Source passage.
▬▬▬▬▬▬

Whether you’re hoping to avoid the hormones and antibiotics found in processed animal-based foods or looking to do your part for the environment, there are many good points to consider when it comes to living a vegetarian lifestyle.
Good for Your Ticker
When followed correctly, a vegetarian diet can reduce your chances of hospitalization or even dying from heart disease, according to a study published in The American Journal of Clinical Nutrition. Researchers found that the study participants who ate a vegetarian diet were up to one-third less likely to wind up in the hospital, or succumb to heart disease than their meat-loving counterparts. A vegetarian diet consisting of foods that are low on the glycemic index — such as veggies, fruits, nuts, legumes, and whole grains — offer the most heart protection.
May Stave Off Cancer
Another study suggests that a vegetarian diet may also reduce your overall risk for developing cancer. Researchers found a correlation between reduced cancer risk and animal-free dietary regimens. Vegans (who eat no meat, fish, or poultry) were found to reap the greatest risk reduction both overall and for female-specific cancer types.
Better Blood Pressure Numbers
Over the years, researchers noticed a trend in blood pressure (hypertension) numbers. Vegetarians tend to have lower numbers than folks regularly consuming meat. Plant-based diets include foods that are lower in sodium and fat and are either low in cholesterol or cholesterol-free, all of which can have a positive impact on blood pressure numbers. Moreover, fruits and veggies tend to be loaded with potassium, a natural blood pressure inhibitor.
Bone Health Optimizer
It’s no secret that in countries where vegetarian diets are more prevalent, there are lessened rates of osteoporosis, a degenerative bone disease. Researchers say that eating animal-based foods can force calcium from the body, which leads to the loss of bone, and eventually, osteoporosis. However, researchers say that people who follow a lacto-ovo (consumes both eggs and dairy) vegetarian diet for more than 20 years lose an average of 18 percent or less bone mineral by age 80. Comparably, meat-eaters tend to have 35 percent less bone mineral remaining at that age.
T2 Diabetes Helper
Researchers found that vegetarians had roughly half the chance of developing Type 2 diabetes as their nonvegetarian peers. Studies suggest that vegetarian diets are closely associated with controlling and preventing T2 diabetes due to the inclusion of nuts, legumes, and whole grains—all of which are low on the glycemic index and help to keep blood sugar levels balanced and stable.
Is a vegetarian diet right for you? While shifting to a vegetarian diet is safe in general, it is invariably a smart move to check with your doctor prior to making dramatic changes to your diet.

▬▬▬▬▬▬

Record excerpts.
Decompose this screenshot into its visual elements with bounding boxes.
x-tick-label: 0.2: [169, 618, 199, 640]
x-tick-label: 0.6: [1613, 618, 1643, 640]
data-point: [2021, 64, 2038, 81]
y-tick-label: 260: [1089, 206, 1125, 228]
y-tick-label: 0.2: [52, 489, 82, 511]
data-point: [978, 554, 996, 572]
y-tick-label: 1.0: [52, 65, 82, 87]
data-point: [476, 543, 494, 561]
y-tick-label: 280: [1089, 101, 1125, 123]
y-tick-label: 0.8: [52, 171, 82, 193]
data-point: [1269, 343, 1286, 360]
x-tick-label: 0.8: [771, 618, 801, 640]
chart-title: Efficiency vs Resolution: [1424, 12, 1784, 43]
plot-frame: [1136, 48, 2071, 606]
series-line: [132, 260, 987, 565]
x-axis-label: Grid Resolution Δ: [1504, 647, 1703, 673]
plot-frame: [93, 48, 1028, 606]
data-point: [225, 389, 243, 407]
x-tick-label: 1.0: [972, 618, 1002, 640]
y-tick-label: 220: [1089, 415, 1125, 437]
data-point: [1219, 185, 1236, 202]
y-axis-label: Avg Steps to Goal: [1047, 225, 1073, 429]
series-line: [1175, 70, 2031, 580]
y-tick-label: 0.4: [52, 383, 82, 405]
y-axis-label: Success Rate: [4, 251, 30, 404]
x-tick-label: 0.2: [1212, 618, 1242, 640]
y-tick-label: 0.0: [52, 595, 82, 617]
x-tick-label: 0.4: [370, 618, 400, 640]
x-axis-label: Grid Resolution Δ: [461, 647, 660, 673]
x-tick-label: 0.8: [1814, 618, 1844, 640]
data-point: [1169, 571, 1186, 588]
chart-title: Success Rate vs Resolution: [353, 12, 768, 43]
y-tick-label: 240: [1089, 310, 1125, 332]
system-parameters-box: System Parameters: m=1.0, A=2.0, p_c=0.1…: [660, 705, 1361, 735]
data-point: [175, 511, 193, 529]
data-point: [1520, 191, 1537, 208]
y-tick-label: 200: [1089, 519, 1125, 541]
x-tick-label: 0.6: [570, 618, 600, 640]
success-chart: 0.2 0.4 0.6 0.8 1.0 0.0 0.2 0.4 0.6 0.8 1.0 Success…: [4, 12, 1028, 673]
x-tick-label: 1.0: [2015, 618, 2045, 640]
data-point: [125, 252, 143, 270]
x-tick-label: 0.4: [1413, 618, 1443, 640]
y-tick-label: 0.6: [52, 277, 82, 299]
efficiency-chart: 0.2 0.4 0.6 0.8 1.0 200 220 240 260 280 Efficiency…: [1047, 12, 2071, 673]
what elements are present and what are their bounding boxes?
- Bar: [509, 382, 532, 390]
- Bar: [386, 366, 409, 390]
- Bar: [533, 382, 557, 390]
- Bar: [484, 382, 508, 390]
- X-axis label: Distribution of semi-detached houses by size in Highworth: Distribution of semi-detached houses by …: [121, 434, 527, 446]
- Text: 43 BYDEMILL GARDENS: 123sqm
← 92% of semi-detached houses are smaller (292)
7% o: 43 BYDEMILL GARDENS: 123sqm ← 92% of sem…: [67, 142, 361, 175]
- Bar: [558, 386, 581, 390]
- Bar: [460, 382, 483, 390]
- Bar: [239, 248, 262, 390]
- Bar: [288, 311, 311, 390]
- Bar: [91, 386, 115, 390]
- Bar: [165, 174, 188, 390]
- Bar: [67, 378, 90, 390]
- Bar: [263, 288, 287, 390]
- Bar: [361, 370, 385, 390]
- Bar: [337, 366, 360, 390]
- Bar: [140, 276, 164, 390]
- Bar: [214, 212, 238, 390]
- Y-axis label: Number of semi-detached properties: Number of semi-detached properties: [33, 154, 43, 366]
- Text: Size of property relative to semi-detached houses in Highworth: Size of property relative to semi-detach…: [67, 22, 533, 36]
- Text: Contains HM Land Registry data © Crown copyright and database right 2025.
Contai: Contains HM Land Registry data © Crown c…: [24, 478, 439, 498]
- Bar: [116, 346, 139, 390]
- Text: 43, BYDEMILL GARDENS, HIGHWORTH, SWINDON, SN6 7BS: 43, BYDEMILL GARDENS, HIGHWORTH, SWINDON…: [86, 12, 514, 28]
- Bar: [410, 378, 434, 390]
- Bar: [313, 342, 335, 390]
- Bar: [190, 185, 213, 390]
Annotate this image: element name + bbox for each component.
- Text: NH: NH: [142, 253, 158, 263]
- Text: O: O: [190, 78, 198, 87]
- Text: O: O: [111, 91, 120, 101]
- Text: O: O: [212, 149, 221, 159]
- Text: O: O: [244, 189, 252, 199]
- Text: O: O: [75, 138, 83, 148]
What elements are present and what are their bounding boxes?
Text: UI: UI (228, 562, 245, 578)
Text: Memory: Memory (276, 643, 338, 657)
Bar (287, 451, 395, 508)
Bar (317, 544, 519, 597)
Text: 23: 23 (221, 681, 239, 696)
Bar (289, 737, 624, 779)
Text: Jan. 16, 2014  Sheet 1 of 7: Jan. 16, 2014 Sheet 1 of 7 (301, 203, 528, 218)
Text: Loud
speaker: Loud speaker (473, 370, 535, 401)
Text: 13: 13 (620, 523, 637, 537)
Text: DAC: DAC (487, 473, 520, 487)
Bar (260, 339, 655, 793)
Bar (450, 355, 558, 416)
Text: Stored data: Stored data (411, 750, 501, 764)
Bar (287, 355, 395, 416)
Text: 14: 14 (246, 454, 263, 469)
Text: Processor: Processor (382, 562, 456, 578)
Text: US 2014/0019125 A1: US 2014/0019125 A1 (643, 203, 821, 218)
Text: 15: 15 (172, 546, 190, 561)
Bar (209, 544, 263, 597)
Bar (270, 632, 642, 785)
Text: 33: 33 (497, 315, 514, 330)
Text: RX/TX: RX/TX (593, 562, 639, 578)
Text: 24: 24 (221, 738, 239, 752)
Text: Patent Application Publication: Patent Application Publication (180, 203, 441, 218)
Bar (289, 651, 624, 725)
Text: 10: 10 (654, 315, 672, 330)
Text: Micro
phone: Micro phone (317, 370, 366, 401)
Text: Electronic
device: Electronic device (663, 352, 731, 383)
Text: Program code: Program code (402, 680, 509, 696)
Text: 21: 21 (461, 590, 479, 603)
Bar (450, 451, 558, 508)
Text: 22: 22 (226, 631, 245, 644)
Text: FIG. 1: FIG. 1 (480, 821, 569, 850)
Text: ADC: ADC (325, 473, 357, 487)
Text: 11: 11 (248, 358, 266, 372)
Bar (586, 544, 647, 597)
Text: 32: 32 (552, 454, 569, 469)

▬▬▬▬▬▬

Requirement.
Using the passage on vegetarian living above, explain in one to three sentences why a plant-based diet can improve blood pressure numbers.

Answer.
Plant-based diets include foods that are lower in sodium and fat and are either low in cholesterol or cholesterol-free, and all of these can have a positive impact on blood pressure. Fruits and vegetables also tend to be loaded with potassium, a natural blood pressure inhibitor.